TASK BRIEF
Show only lines that include "Timeout".

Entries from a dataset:
:::::

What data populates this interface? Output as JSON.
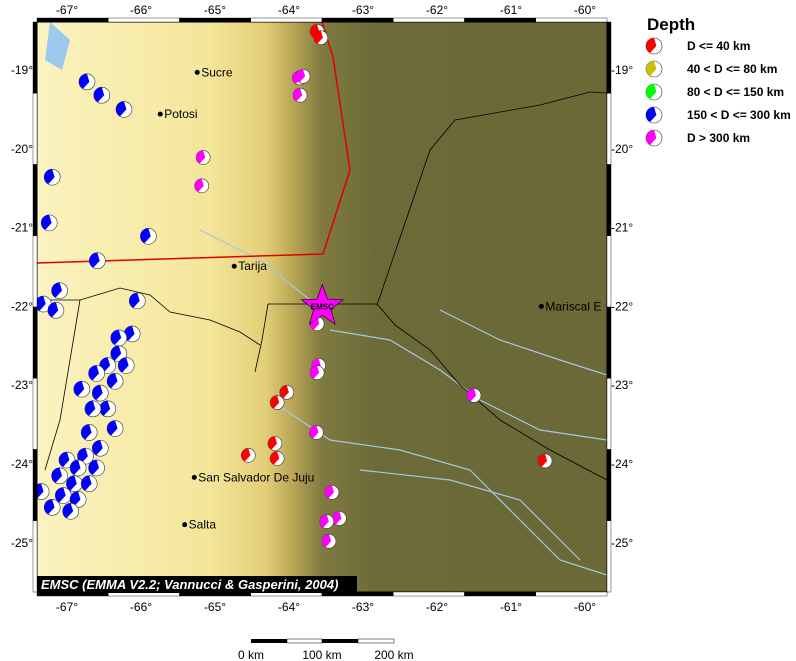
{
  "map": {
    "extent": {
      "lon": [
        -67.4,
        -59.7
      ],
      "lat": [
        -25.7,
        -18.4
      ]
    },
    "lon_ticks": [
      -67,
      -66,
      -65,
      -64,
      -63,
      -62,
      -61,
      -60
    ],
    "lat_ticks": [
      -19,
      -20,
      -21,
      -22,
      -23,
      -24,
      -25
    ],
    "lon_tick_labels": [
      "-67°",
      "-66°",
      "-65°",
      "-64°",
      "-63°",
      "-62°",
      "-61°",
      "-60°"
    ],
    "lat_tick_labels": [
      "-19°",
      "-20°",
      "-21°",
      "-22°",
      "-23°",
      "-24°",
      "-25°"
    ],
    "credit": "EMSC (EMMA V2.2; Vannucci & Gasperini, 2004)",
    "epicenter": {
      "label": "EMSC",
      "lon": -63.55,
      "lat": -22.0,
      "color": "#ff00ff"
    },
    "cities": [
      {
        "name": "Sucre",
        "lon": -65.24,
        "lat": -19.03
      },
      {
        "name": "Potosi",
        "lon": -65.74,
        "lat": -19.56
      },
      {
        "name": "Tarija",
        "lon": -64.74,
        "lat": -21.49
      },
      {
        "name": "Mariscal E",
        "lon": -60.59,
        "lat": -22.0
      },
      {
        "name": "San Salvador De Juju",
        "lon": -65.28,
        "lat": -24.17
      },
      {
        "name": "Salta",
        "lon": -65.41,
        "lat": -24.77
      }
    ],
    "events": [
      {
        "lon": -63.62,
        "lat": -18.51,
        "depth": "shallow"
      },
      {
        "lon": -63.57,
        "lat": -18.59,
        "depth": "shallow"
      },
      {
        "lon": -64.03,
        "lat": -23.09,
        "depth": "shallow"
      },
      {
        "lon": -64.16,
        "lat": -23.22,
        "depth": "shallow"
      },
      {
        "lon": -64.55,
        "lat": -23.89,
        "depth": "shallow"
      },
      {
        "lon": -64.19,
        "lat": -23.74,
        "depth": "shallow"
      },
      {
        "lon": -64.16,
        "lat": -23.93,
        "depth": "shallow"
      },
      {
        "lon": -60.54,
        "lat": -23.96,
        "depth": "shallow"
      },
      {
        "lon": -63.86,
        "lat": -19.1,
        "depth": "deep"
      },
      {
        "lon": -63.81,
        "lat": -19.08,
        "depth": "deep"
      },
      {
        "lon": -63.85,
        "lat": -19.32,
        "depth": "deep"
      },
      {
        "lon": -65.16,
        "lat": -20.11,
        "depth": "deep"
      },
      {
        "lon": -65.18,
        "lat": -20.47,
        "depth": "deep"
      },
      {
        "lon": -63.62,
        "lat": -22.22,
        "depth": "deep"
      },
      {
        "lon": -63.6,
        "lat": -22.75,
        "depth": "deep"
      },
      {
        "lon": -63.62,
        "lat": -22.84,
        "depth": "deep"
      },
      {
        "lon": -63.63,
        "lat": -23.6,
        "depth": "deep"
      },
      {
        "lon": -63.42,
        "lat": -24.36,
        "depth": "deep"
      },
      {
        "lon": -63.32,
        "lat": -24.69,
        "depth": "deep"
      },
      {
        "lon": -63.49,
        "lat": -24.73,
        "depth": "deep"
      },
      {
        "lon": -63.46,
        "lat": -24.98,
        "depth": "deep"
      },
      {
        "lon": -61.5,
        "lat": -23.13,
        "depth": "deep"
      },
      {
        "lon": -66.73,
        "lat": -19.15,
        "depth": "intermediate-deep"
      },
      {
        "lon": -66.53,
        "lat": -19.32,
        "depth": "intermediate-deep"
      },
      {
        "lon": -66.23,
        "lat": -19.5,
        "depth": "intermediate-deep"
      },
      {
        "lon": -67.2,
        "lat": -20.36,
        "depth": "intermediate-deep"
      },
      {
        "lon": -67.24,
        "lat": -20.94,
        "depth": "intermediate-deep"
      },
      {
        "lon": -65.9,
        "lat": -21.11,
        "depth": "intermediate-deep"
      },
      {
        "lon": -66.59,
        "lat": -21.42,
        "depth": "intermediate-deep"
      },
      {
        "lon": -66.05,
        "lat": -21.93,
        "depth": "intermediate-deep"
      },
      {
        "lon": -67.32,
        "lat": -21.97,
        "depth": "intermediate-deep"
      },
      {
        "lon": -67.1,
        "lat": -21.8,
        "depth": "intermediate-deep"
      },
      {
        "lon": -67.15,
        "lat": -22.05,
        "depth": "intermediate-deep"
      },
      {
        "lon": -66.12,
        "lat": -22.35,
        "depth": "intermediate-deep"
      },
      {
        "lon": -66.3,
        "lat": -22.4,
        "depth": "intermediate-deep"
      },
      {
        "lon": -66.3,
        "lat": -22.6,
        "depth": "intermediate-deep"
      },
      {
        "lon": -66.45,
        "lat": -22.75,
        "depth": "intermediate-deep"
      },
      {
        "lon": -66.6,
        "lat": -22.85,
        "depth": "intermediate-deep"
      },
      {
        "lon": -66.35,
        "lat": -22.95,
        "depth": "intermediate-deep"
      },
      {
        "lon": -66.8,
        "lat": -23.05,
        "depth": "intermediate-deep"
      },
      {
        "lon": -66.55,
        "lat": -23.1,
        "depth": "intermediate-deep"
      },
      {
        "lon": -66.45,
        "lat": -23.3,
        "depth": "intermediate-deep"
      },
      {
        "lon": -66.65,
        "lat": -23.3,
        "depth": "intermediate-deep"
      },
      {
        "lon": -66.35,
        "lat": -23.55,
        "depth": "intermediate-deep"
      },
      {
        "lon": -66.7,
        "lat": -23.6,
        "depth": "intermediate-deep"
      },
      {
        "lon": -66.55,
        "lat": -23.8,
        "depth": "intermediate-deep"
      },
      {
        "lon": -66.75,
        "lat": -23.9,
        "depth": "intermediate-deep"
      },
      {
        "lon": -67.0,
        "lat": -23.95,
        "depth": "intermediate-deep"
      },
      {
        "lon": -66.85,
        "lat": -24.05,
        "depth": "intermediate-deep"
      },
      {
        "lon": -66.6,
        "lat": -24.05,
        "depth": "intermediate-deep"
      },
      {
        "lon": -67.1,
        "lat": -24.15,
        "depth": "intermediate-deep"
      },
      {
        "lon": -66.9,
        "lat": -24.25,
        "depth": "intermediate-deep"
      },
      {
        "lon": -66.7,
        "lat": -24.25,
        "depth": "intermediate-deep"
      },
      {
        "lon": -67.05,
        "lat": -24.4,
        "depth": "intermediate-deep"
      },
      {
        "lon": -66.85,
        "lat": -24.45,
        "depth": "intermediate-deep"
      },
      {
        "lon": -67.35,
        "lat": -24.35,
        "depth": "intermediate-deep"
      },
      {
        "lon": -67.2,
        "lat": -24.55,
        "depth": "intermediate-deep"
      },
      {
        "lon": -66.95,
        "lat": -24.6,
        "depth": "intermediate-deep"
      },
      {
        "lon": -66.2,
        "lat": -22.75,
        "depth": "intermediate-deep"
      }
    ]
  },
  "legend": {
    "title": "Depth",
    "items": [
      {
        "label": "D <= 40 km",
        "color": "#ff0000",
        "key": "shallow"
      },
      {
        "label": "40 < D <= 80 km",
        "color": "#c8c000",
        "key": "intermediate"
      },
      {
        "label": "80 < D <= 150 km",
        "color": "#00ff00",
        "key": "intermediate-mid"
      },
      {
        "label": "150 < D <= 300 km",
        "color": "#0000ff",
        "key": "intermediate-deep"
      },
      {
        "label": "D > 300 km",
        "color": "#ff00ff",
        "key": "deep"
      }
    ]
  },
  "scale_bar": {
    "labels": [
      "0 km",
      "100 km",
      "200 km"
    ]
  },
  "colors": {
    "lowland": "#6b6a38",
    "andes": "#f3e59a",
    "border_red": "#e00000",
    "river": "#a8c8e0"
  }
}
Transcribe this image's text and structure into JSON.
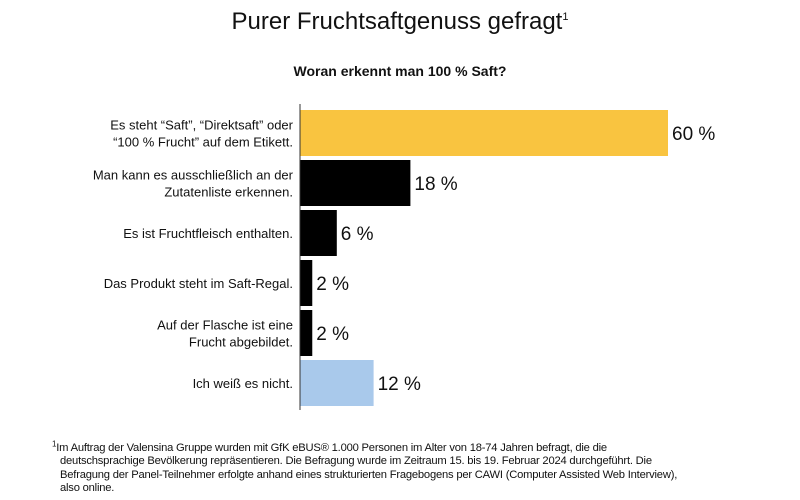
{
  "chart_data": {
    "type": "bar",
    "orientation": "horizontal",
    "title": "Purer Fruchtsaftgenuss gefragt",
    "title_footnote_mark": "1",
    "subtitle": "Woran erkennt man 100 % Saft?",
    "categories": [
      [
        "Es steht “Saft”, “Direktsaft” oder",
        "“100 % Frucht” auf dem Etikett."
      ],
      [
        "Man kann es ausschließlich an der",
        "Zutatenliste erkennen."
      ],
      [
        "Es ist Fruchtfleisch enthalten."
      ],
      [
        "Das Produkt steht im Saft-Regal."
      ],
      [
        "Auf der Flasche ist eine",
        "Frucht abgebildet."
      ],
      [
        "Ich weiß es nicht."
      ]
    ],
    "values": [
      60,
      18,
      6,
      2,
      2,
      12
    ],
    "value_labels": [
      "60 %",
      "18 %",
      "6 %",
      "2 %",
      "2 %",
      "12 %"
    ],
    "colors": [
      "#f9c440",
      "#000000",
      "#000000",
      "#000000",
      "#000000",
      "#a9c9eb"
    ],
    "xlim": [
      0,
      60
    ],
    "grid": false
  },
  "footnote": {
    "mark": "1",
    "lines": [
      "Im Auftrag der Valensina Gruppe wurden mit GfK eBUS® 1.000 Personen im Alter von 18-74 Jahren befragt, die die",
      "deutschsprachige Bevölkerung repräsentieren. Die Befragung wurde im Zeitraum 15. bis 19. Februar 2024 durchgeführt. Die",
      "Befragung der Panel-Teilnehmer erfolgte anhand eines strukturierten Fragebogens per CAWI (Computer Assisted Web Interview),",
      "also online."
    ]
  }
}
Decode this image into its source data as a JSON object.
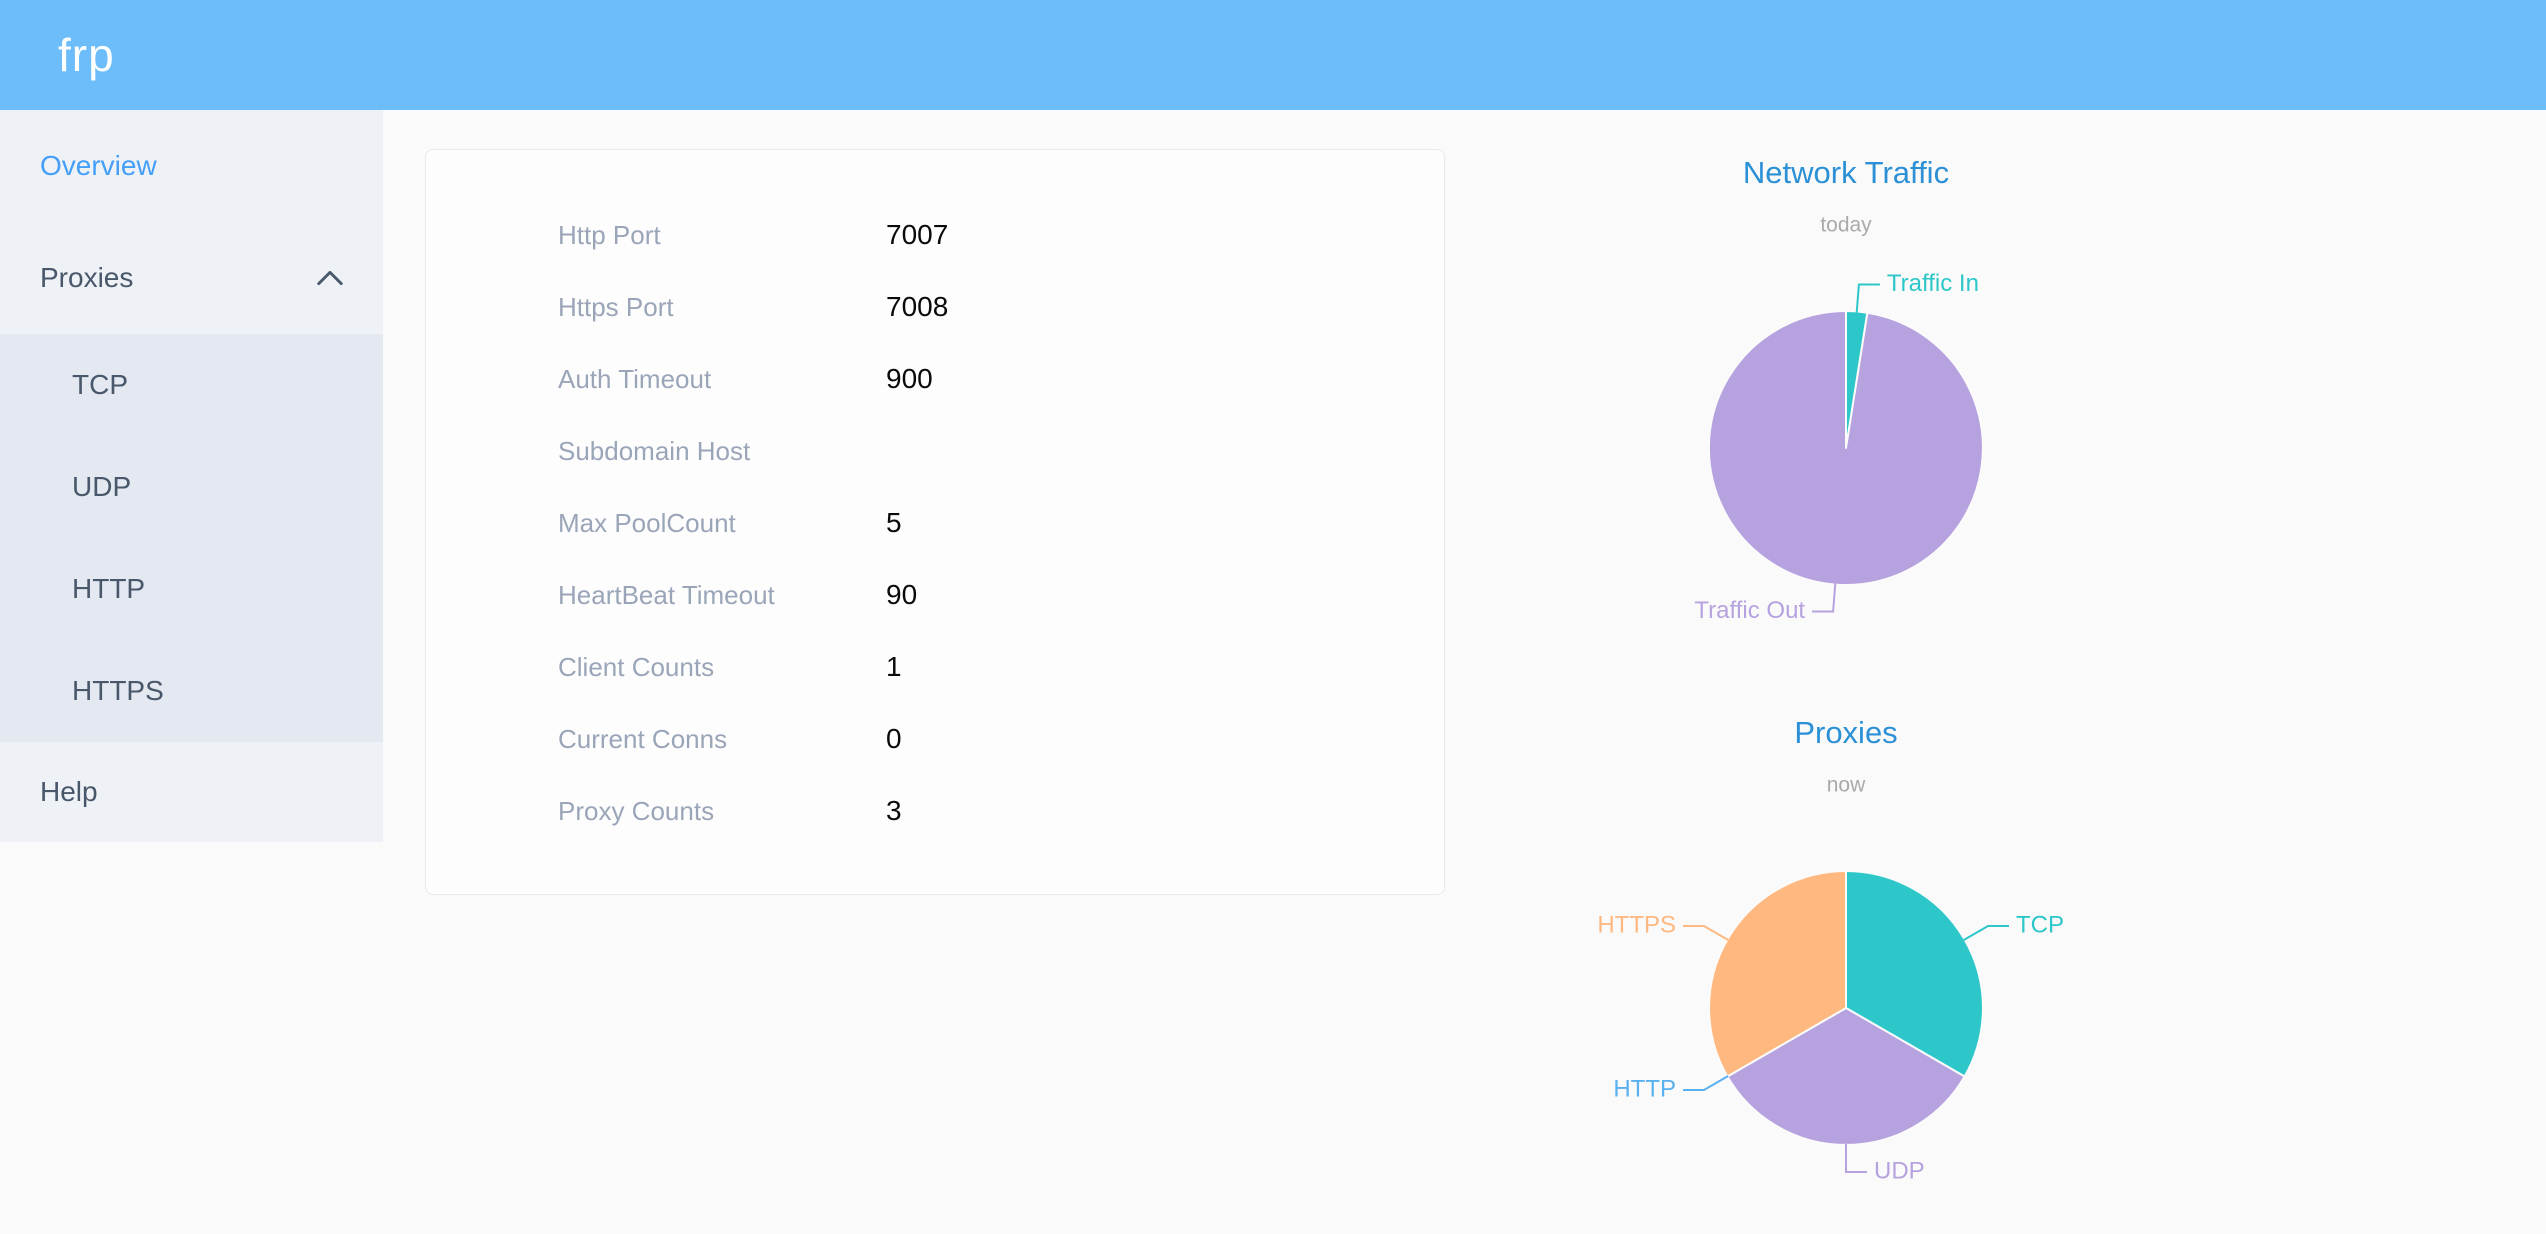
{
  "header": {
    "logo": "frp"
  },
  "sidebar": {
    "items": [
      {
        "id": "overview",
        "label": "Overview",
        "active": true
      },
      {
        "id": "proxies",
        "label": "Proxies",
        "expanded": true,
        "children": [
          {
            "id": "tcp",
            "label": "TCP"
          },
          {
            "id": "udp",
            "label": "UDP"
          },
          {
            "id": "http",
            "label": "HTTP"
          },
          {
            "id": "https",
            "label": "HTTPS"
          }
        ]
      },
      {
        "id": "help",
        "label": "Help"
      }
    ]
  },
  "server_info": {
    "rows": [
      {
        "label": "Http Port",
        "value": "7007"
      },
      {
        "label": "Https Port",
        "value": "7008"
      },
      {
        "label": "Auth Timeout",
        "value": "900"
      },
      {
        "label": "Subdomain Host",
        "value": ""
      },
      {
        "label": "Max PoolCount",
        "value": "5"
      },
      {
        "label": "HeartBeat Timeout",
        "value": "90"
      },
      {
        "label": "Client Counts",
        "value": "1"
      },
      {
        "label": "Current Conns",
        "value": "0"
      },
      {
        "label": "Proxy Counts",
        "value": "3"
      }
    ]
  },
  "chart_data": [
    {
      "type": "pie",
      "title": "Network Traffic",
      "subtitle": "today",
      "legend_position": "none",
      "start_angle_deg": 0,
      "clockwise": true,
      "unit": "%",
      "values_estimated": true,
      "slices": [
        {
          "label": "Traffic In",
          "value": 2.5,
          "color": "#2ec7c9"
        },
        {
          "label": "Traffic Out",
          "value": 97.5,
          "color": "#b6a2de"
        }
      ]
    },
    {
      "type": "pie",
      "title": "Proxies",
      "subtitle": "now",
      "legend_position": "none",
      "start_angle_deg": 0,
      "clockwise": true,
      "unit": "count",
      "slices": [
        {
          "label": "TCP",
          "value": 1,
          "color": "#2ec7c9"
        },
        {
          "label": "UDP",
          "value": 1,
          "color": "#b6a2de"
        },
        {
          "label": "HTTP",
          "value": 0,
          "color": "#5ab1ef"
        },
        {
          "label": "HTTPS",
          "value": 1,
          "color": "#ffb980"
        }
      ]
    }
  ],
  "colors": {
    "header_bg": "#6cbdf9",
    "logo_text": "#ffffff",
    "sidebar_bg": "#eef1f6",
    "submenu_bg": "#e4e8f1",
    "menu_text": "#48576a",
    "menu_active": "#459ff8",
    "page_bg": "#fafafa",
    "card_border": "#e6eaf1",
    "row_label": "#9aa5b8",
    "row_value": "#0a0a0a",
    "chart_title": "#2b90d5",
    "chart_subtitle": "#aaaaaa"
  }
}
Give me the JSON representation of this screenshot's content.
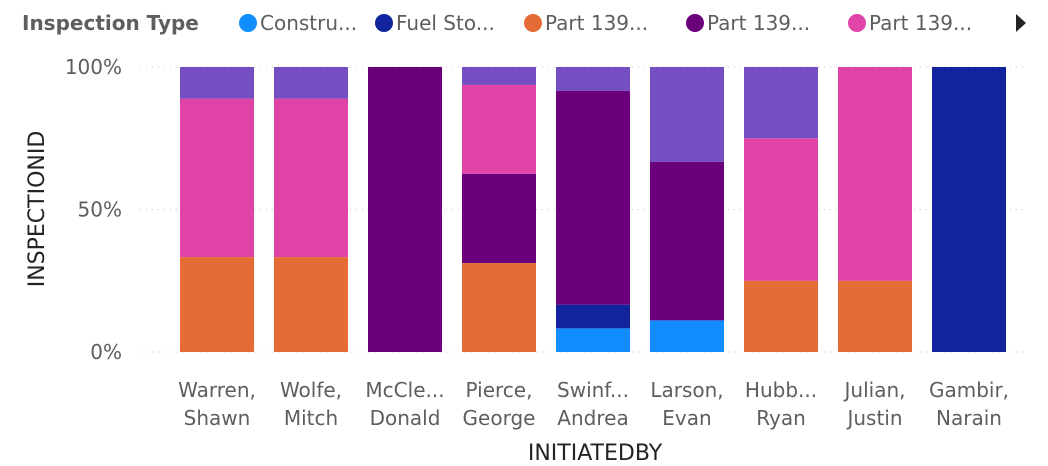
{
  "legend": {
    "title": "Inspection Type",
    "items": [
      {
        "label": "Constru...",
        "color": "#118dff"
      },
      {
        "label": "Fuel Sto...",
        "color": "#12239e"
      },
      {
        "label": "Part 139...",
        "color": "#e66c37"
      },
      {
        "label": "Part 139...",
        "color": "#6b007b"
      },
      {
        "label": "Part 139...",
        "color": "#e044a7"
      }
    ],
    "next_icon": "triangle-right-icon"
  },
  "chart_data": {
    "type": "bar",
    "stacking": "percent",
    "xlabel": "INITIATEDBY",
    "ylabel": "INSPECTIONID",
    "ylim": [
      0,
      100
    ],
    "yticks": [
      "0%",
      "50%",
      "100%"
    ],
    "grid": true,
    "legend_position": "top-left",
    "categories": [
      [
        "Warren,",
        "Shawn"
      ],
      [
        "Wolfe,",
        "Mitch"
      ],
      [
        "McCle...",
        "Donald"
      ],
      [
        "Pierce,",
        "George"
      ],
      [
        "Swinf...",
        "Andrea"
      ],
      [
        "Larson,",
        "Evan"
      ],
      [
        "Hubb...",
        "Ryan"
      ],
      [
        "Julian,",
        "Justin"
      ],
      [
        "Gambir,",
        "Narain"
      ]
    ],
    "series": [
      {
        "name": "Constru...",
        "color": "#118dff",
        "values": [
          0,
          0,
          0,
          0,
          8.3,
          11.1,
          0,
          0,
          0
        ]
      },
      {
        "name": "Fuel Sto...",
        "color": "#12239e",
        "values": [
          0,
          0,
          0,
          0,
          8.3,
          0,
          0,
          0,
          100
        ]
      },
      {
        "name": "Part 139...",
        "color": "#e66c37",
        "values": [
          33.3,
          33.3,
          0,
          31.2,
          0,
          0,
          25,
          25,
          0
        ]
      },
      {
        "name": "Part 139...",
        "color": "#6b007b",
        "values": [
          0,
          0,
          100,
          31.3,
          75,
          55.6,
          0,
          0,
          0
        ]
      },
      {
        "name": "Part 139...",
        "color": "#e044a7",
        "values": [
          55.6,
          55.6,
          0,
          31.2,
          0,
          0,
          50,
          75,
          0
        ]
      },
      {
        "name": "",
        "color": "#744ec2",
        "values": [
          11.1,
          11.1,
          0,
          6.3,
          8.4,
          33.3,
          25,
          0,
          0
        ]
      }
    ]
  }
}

:::::

ANSWER TO THE TASK
        "label": "Auth Timeout",
        "label": "HeartBeat Timeout",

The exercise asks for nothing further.